● Given task
Print out the material that follows word for word.

● Records shown

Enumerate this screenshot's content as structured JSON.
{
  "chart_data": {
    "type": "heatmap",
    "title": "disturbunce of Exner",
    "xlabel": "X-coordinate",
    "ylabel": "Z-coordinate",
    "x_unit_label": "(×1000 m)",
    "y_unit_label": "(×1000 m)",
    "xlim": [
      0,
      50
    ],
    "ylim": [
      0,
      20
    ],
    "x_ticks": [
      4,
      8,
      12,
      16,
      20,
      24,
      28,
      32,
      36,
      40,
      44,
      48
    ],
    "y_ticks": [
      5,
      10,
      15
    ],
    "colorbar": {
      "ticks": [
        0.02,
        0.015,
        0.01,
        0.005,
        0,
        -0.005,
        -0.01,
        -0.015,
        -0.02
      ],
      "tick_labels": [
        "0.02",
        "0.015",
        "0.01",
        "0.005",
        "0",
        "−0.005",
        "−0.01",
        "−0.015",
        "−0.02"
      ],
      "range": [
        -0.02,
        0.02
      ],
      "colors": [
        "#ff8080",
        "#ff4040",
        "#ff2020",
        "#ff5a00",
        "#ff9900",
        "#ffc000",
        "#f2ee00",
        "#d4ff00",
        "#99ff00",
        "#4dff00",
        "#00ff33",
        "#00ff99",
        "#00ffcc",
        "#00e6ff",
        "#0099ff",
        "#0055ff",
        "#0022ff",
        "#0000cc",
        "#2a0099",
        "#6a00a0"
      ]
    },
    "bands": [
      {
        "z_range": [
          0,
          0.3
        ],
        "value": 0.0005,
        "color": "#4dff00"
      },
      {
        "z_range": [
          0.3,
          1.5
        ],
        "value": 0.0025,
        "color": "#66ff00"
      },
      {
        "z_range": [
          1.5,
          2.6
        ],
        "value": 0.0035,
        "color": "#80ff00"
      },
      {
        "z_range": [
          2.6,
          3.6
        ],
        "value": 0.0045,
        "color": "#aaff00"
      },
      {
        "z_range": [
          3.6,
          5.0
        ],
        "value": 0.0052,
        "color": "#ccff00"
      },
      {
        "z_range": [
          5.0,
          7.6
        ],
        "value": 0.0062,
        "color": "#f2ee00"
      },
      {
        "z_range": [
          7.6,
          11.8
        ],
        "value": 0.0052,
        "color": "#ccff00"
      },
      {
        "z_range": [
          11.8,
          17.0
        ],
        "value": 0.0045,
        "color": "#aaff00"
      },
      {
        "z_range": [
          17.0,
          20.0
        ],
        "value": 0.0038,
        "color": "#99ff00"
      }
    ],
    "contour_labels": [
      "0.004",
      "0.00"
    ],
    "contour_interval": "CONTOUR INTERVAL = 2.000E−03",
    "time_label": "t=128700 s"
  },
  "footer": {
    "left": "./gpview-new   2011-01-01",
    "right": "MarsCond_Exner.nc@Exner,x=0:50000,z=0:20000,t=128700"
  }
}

● Solution to this exercise
Enumerate this screenshot's content as structured JSON.
{
  "chart_data": {
    "type": "heatmap",
    "title": "disturbunce of Exner",
    "xlabel": "X-coordinate",
    "ylabel": "Z-coordinate",
    "x_unit_label": "(×1000 m)",
    "y_unit_label": "(×1000 m)",
    "xlim": [
      0,
      50
    ],
    "ylim": [
      0,
      20
    ],
    "x_ticks": [
      4,
      8,
      12,
      16,
      20,
      24,
      28,
      32,
      36,
      40,
      44,
      48
    ],
    "y_ticks": [
      5,
      10,
      15
    ],
    "colorbar": {
      "ticks": [
        0.02,
        0.015,
        0.01,
        0.005,
        0,
        -0.005,
        -0.01,
        -0.015,
        -0.02
      ],
      "tick_labels": [
        "0.02",
        "0.015",
        "0.01",
        "0.005",
        "0",
        "−0.005",
        "−0.01",
        "−0.015",
        "−0.02"
      ],
      "range": [
        -0.02,
        0.02
      ],
      "colors": [
        "#ff8080",
        "#ff4040",
        "#ff2020",
        "#ff5a00",
        "#ff9900",
        "#ffc000",
        "#f2ee00",
        "#d4ff00",
        "#99ff00",
        "#4dff00",
        "#00ff33",
        "#00ff99",
        "#00ffcc",
        "#00e6ff",
        "#0099ff",
        "#0055ff",
        "#0022ff",
        "#0000cc",
        "#2a0099",
        "#6a00a0"
      ]
    },
    "bands": [
      {
        "z_range": [
          0,
          0.3
        ],
        "value": 0.0005,
        "color": "#4dff00"
      },
      {
        "z_range": [
          0.3,
          1.5
        ],
        "value": 0.0025,
        "color": "#66ff00"
      },
      {
        "z_range": [
          1.5,
          2.6
        ],
        "value": 0.0035,
        "color": "#80ff00"
      },
      {
        "z_range": [
          2.6,
          3.6
        ],
        "value": 0.0045,
        "color": "#aaff00"
      },
      {
        "z_range": [
          3.6,
          5.0
        ],
        "value": 0.0052,
        "color": "#ccff00"
      },
      {
        "z_range": [
          5.0,
          7.6
        ],
        "value": 0.0062,
        "color": "#f2ee00"
      },
      {
        "z_range": [
          7.6,
          11.8
        ],
        "value": 0.0052,
        "color": "#ccff00"
      },
      {
        "z_range": [
          11.8,
          17.0
        ],
        "value": 0.0045,
        "color": "#aaff00"
      },
      {
        "z_range": [
          17.0,
          20.0
        ],
        "value": 0.0038,
        "color": "#99ff00"
      }
    ],
    "contour_labels": [
      "0.004",
      "0.00"
    ],
    "contour_interval": "CONTOUR INTERVAL = 2.000E−03",
    "time_label": "t=128700 s"
  },
  "footer": {
    "left": "./gpview-new   2011-01-01",
    "right": "MarsCond_Exner.nc@Exner,x=0:50000,z=0:20000,t=128700"
  }
}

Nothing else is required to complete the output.